- **Work to be completed**:
Check every line of the entries below for the word "blood", and copy the ones that have it.
*** Source material Section Begins ***
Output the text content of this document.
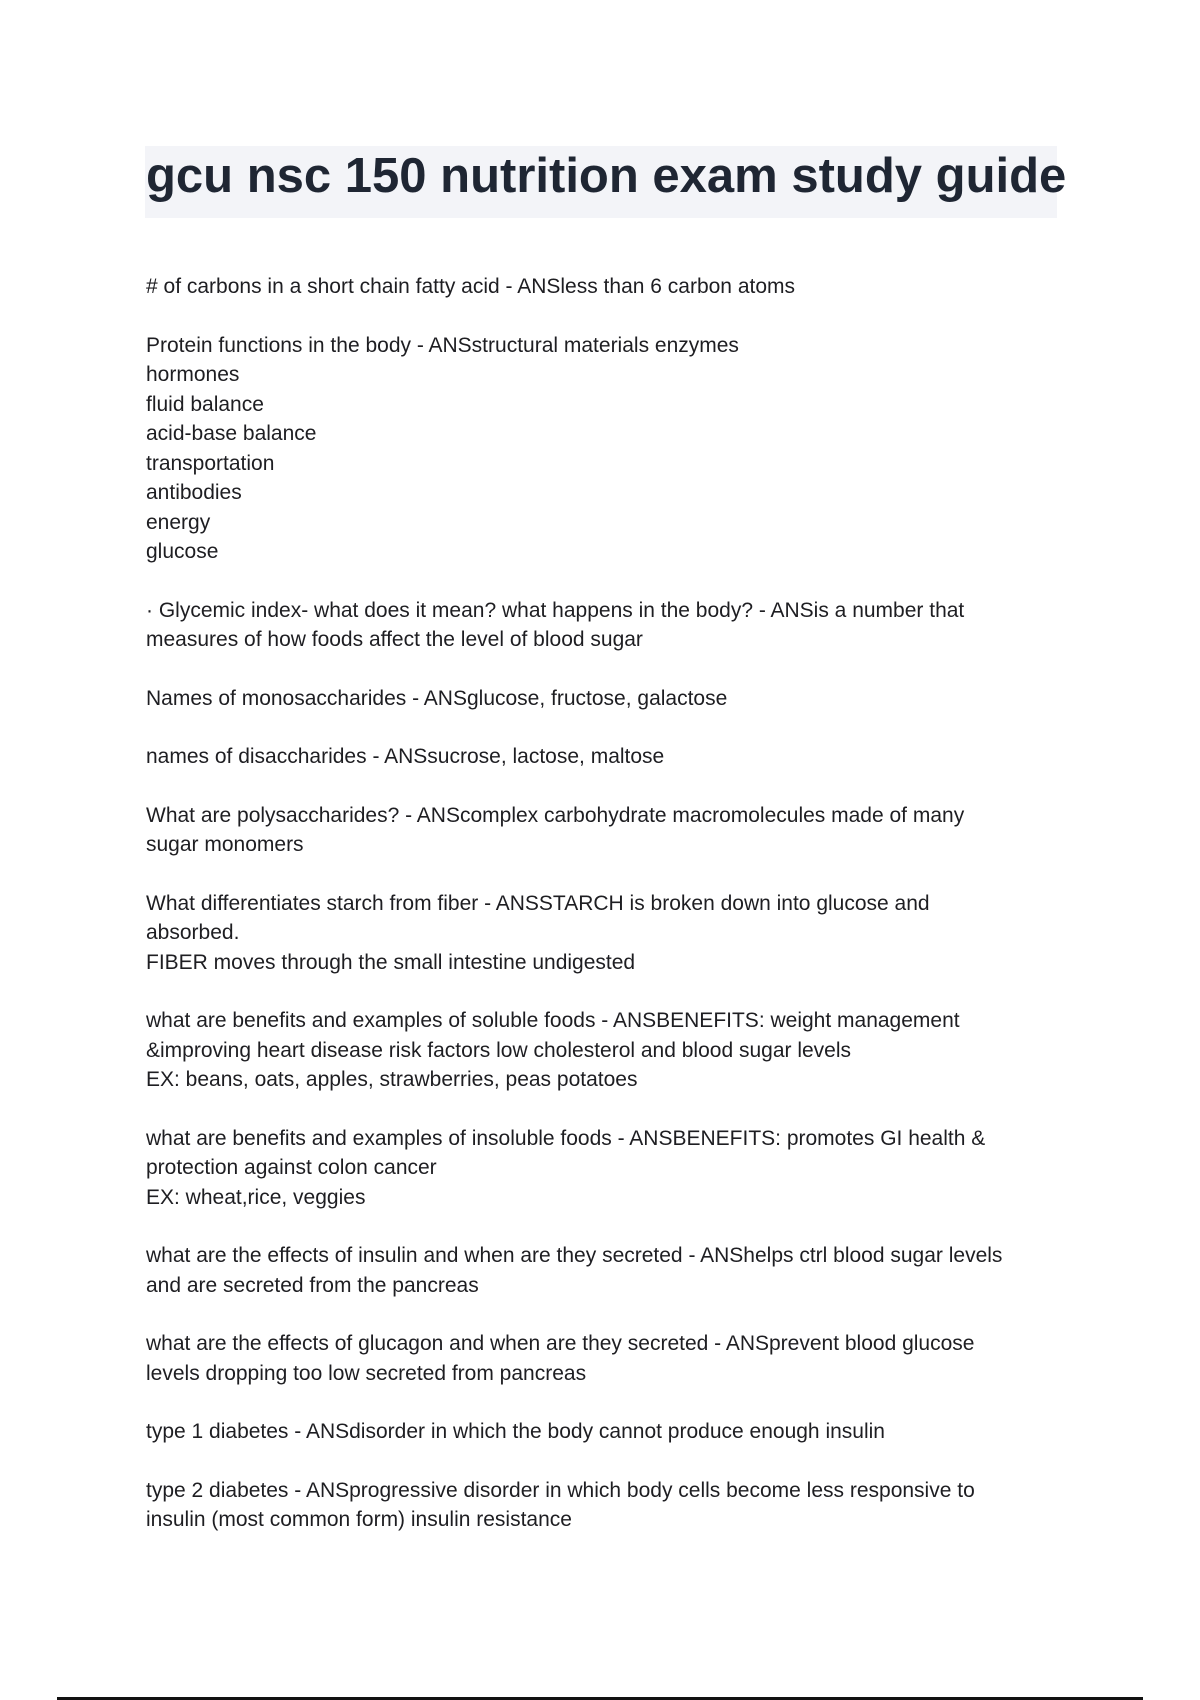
gcu nsc 150 nutrition exam study guide
# of carbons in a short chain fatty acid - ANSless than 6 carbon atoms
Protein functions in the body - ANSstructural materials enzymes
hormones
fluid balance
acid-base balance
transportation
antibodies
energy
glucose
· Glycemic index- what does it mean? what happens in the body? - ANSis a number that
measures of how foods affect the level of blood sugar
Names of monosaccharides - ANSglucose, fructose, galactose
names of disaccharides - ANSsucrose, lactose, maltose
What are polysaccharides? - ANScomplex carbohydrate macromolecules made of many
sugar monomers
What differentiates starch from fiber - ANSSTARCH is broken down into glucose and
absorbed.
FIBER moves through the small intestine undigested
what are benefits and examples of soluble foods - ANSBENEFITS: weight management
&improving heart disease risk factors low cholesterol and blood sugar levels
EX: beans, oats, apples, strawberries, peas potatoes
what are benefits and examples of insoluble foods - ANSBENEFITS: promotes GI health &
protection against colon cancer
EX: wheat,rice, veggies
what are the effects of insulin and when are they secreted - ANShelps ctrl blood sugar levels
and are secreted from the pancreas
what are the effects of glucagon and when are they secreted - ANSprevent blood glucose
levels dropping too low secreted from pancreas
type 1 diabetes - ANSdisorder in which the body cannot produce enough insulin
type 2 diabetes - ANSprogressive disorder in which body cells become less responsive to
insulin (most common form) insulin resistance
*** Source material Section Ends ***
- **Solution to this exercise**:
measures of how foods affect the level of blood sugar
&improving heart disease risk factors low cholesterol and blood sugar levels
what are the effects of insulin and when are they secreted - ANShelps ctrl blood sugar levels
what are the effects of glucagon and when are they secreted - ANSprevent blood glucose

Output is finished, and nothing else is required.